» **RECORD EXTRACTS**:
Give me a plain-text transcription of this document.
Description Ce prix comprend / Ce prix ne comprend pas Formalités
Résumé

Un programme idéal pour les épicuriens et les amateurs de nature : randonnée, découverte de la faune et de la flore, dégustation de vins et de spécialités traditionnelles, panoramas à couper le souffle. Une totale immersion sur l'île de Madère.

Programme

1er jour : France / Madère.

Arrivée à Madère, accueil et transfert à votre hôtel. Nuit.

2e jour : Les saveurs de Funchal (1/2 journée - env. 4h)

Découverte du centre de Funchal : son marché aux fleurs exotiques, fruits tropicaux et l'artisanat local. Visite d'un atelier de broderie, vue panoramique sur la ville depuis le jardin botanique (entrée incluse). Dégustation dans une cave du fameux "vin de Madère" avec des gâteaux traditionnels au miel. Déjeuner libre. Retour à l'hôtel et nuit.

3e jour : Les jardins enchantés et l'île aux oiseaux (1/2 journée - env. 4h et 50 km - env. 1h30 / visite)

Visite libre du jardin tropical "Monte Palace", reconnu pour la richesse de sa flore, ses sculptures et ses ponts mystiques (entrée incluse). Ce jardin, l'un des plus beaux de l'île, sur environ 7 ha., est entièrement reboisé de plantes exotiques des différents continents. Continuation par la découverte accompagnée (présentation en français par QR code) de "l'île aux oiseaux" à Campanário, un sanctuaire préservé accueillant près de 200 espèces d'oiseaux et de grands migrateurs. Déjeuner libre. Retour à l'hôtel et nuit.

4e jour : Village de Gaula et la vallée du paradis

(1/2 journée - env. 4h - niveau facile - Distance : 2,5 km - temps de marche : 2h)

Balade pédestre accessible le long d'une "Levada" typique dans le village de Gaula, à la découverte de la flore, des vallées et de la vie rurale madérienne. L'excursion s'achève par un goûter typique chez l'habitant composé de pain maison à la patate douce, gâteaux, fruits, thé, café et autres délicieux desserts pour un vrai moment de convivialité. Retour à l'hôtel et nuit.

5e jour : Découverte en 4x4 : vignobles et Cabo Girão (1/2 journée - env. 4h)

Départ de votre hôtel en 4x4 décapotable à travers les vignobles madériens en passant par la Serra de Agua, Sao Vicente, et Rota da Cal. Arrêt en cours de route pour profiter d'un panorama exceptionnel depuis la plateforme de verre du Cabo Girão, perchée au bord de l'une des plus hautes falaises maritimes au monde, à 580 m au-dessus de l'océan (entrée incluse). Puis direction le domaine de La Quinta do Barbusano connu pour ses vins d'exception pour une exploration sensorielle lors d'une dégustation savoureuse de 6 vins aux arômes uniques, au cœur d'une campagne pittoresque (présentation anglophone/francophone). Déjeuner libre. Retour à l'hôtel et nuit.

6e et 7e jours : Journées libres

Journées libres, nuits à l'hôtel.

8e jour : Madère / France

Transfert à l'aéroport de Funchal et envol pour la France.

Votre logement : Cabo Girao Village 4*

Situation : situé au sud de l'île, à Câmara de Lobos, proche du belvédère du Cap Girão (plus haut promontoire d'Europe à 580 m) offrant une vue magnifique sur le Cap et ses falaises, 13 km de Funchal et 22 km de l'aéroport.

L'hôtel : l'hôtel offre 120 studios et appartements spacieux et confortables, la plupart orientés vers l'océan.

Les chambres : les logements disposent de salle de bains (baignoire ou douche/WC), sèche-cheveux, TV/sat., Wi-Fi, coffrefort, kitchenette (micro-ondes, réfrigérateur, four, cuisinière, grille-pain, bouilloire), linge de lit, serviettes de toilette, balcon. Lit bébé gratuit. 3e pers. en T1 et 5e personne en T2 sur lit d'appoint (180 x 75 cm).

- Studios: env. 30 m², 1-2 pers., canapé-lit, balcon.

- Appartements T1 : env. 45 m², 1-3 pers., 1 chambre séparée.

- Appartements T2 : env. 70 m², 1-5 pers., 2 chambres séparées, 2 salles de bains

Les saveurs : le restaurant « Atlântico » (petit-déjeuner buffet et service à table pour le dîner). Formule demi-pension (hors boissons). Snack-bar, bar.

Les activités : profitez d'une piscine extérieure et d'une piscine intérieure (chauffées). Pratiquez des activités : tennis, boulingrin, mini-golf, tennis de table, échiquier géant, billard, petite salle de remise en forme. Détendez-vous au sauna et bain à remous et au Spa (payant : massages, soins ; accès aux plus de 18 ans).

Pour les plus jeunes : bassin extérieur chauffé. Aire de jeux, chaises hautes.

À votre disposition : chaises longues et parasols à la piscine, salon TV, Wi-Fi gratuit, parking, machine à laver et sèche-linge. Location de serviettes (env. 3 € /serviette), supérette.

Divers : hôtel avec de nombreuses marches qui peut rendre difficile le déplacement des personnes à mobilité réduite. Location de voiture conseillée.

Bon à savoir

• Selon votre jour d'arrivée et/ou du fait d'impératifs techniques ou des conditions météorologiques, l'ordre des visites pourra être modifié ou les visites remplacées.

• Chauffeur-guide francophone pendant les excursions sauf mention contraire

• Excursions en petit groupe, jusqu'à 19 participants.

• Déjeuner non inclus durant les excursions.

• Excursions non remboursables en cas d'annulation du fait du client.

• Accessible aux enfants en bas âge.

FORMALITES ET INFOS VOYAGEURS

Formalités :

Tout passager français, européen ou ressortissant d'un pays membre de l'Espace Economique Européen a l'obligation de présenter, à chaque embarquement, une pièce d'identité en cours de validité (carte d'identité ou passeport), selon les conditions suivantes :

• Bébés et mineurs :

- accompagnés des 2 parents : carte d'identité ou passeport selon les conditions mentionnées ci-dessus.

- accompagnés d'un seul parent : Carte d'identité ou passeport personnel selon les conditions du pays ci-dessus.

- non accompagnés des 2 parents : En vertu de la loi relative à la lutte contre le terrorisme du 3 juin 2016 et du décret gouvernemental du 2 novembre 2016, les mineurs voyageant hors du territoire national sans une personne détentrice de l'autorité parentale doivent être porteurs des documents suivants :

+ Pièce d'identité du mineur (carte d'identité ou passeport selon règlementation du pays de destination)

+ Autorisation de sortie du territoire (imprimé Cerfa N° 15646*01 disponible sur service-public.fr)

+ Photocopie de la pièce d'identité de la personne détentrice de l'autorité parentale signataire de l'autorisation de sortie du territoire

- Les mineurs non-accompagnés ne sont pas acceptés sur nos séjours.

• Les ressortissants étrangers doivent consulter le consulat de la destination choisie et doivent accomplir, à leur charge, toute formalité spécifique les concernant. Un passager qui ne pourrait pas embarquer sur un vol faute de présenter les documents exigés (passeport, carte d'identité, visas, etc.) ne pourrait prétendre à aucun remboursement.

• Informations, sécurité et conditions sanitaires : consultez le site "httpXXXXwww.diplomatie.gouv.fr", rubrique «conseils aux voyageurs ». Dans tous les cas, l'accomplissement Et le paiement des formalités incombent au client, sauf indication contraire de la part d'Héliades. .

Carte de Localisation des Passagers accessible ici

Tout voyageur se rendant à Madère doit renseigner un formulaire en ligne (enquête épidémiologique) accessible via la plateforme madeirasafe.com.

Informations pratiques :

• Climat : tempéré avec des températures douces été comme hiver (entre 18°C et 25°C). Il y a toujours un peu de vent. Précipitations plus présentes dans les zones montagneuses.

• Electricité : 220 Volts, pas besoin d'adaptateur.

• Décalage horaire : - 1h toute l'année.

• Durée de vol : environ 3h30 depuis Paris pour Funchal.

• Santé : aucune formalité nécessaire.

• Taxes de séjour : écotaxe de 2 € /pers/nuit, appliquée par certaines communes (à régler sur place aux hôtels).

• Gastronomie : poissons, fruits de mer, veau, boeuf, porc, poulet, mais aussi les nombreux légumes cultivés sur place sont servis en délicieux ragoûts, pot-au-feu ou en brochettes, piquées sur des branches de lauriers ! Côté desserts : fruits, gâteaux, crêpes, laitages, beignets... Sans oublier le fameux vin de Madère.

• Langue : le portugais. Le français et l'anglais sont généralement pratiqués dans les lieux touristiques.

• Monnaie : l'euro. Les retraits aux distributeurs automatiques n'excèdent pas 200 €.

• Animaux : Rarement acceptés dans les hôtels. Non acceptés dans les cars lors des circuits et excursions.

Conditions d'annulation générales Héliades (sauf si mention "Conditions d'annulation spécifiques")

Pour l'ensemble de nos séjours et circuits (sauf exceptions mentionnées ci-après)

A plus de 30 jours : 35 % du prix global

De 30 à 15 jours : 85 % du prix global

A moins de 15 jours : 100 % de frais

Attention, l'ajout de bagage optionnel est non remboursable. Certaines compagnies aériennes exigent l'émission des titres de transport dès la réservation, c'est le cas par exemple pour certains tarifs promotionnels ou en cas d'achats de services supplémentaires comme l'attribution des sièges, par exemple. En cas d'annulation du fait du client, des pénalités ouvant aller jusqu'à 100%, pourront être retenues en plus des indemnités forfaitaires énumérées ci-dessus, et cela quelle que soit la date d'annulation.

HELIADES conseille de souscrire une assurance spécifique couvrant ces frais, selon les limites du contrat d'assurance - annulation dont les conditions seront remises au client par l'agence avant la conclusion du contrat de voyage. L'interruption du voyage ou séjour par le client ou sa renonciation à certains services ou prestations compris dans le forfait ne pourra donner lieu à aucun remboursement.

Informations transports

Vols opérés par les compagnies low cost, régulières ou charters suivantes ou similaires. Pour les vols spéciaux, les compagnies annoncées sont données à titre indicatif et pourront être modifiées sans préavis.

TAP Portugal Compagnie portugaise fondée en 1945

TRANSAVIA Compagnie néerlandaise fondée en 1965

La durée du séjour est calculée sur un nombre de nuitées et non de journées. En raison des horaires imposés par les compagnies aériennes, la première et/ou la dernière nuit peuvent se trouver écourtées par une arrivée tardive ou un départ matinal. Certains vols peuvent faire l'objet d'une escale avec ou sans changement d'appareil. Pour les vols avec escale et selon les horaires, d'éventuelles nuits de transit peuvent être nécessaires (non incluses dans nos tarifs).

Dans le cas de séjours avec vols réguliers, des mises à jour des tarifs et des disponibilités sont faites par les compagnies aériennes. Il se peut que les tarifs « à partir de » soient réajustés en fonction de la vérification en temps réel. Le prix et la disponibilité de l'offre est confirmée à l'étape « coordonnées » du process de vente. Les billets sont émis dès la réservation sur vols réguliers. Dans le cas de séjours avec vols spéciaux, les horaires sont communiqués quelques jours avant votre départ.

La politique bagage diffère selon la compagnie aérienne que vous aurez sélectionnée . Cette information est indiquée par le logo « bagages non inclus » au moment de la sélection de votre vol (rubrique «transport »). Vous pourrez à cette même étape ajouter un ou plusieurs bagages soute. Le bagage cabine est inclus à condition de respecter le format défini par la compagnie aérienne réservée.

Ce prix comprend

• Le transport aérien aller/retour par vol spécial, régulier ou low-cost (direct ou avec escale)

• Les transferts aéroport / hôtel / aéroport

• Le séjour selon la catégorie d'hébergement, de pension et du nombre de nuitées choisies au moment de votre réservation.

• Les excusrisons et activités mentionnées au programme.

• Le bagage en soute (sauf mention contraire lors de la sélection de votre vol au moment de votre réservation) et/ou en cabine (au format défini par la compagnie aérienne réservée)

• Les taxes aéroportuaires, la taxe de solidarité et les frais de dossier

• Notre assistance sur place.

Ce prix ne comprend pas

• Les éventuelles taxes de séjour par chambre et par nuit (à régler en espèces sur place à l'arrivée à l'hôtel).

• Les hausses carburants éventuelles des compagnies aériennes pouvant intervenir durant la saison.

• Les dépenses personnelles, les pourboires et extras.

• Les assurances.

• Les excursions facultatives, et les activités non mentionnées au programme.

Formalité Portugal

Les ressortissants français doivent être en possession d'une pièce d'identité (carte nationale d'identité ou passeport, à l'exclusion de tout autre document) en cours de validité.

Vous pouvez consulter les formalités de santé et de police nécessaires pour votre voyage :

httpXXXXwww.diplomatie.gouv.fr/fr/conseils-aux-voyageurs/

» **GIVEN INSTRUCTION**: Show each line of the listing that holds the string "défini".

» **WRITTEN RESPONSE**:
La politique bagage diffère selon la compagnie aérienne que vous aurez sélectionnée . Cette information est indiquée par le logo « bagages non inclus » au moment de la sélection de votre vol (rubrique «transport »). Vous pourrez à cette même étape ajouter un ou plusieurs bagages soute. Le bagage cabine est inclus à condition de respecter le format défini par la compagnie aérienne réservée.
• Le bagage en soute (sauf mention contraire lors de la sélection de votre vol au moment de votre réservation) et/ou en cabine (au format défini par la compagnie aérienne réservée)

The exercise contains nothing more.